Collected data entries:

::::

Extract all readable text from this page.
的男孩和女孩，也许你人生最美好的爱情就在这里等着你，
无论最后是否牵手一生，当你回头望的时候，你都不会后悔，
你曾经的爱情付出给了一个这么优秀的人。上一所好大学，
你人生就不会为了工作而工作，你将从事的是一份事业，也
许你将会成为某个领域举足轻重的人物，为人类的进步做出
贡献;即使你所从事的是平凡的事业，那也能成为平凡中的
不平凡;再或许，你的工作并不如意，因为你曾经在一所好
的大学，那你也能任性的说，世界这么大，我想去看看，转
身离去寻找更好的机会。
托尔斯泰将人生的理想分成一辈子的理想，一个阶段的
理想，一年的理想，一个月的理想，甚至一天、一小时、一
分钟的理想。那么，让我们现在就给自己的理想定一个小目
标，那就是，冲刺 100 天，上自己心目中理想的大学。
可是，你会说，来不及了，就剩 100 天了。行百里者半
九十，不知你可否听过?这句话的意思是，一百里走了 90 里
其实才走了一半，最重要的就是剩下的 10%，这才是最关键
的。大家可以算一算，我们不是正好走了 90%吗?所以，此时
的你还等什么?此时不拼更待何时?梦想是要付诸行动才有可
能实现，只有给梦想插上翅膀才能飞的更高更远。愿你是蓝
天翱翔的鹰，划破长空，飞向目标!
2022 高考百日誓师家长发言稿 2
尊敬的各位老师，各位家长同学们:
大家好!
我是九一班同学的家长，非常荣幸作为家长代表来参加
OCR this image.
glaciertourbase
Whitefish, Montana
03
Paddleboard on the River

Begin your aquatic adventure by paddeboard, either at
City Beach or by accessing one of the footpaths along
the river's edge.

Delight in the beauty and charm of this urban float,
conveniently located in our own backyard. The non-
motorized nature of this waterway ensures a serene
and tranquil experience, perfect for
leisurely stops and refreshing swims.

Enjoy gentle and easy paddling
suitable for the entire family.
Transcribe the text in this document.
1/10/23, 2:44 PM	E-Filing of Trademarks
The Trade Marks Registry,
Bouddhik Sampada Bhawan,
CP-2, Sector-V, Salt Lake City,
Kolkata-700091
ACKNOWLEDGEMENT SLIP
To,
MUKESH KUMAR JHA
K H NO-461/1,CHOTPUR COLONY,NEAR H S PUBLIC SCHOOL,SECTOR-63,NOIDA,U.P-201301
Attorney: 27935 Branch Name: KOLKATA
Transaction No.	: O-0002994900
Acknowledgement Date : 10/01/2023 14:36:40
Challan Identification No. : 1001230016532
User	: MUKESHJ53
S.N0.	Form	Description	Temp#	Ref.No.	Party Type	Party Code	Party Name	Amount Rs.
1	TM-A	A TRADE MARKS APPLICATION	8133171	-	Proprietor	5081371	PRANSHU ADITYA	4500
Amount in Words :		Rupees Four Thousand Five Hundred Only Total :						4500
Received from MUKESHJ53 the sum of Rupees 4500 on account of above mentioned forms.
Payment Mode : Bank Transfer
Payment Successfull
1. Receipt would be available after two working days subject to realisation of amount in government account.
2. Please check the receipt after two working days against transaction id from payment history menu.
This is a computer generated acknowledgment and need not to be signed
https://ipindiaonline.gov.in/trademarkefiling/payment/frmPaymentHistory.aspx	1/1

::::

- [What to do]
Reproduce each entry exactly, leaving out nothing.

- [Problem solution]
Extract all readable text from this page.
的男孩和女孩，也许你人生最美好的爱情就在这里等着你，
无论最后是否牵手一生，当你回头望的时候，你都不会后悔，
你曾经的爱情付出给了一个这么优秀的人。上一所好大学，
你人生就不会为了工作而工作，你将从事的是一份事业，也
许你将会成为某个领域举足轻重的人物，为人类的进步做出
贡献;即使你所从事的是平凡的事业，那也能成为平凡中的
不平凡;再或许，你的工作并不如意，因为你曾经在一所好
的大学，那你也能任性的说，世界这么大，我想去看看，转
身离去寻找更好的机会。
托尔斯泰将人生的理想分成一辈子的理想，一个阶段的
理想，一年的理想，一个月的理想，甚至一天、一小时、一
分钟的理想。那么，让我们现在就给自己的理想定一个小目
标，那就是，冲刺 100 天，上自己心目中理想的大学。
可是，你会说，来不及了，就剩 100 天了。行百里者半
九十，不知你可否听过?这句话的意思是，一百里走了 90 里
其实才走了一半，最重要的就是剩下的 10%，这才是最关键
的。大家可以算一算，我们不是正好走了 90%吗?所以，此时
的你还等什么?此时不拼更待何时?梦想是要付诸行动才有可
能实现，只有给梦想插上翅膀才能飞的更高更远。愿你是蓝
天翱翔的鹰，划破长空，飞向目标!
2022 高考百日誓师家长发言稿 2
尊敬的各位老师，各位家长同学们:
大家好!
我是九一班同学的家长，非常荣幸作为家长代表来参加
OCR this image.
glaciertourbase
Whitefish, Montana
03
Paddleboard on the River

Begin your aquatic adventure by paddeboard, either at
City Beach or by accessing one of the footpaths along
the river's edge.

Delight in the beauty and charm of this urban float,
conveniently located in our own backyard. The non-
motorized nature of this waterway ensures a serene
and tranquil experience, perfect for
leisurely stops and refreshing swims.

Enjoy gentle and easy paddling
suitable for the entire family.
Transcribe the text in this document.
1/10/23, 2:44 PM	E-Filing of Trademarks
The Trade Marks Registry,
Bouddhik Sampada Bhawan,
CP-2, Sector-V, Salt Lake City,
Kolkata-700091
ACKNOWLEDGEMENT SLIP
To,
MUKESH KUMAR JHA
K H NO-461/1,CHOTPUR COLONY,NEAR H S PUBLIC SCHOOL,SECTOR-63,NOIDA,U.P-201301
Attorney: 27935 Branch Name: KOLKATA
Transaction No.	: O-0002994900
Acknowledgement Date : 10/01/2023 14:36:40
Challan Identification No. : 1001230016532
User	: MUKESHJ53
S.N0.	Form	Description	Temp#	Ref.No.	Party Type	Party Code	Party Name	Amount Rs.
1	TM-A	A TRADE MARKS APPLICATION	8133171	-	Proprietor	5081371	PRANSHU ADITYA	4500
Amount in Words :		Rupees Four Thousand Five Hundred Only Total :						4500
Received from MUKESHJ53 the sum of Rupees 4500 on account of above mentioned forms.
Payment Mode : Bank Transfer
Payment Successfull
1. Receipt would be available after two working days subject to realisation of amount in government account.
2. Please check the receipt after two working days against transaction id from payment history menu.
This is a computer generated acknowledgment and need not to be signed
https://ipindiaonline.gov.in/trademarkefiling/payment/frmPaymentHistory.aspx	1/1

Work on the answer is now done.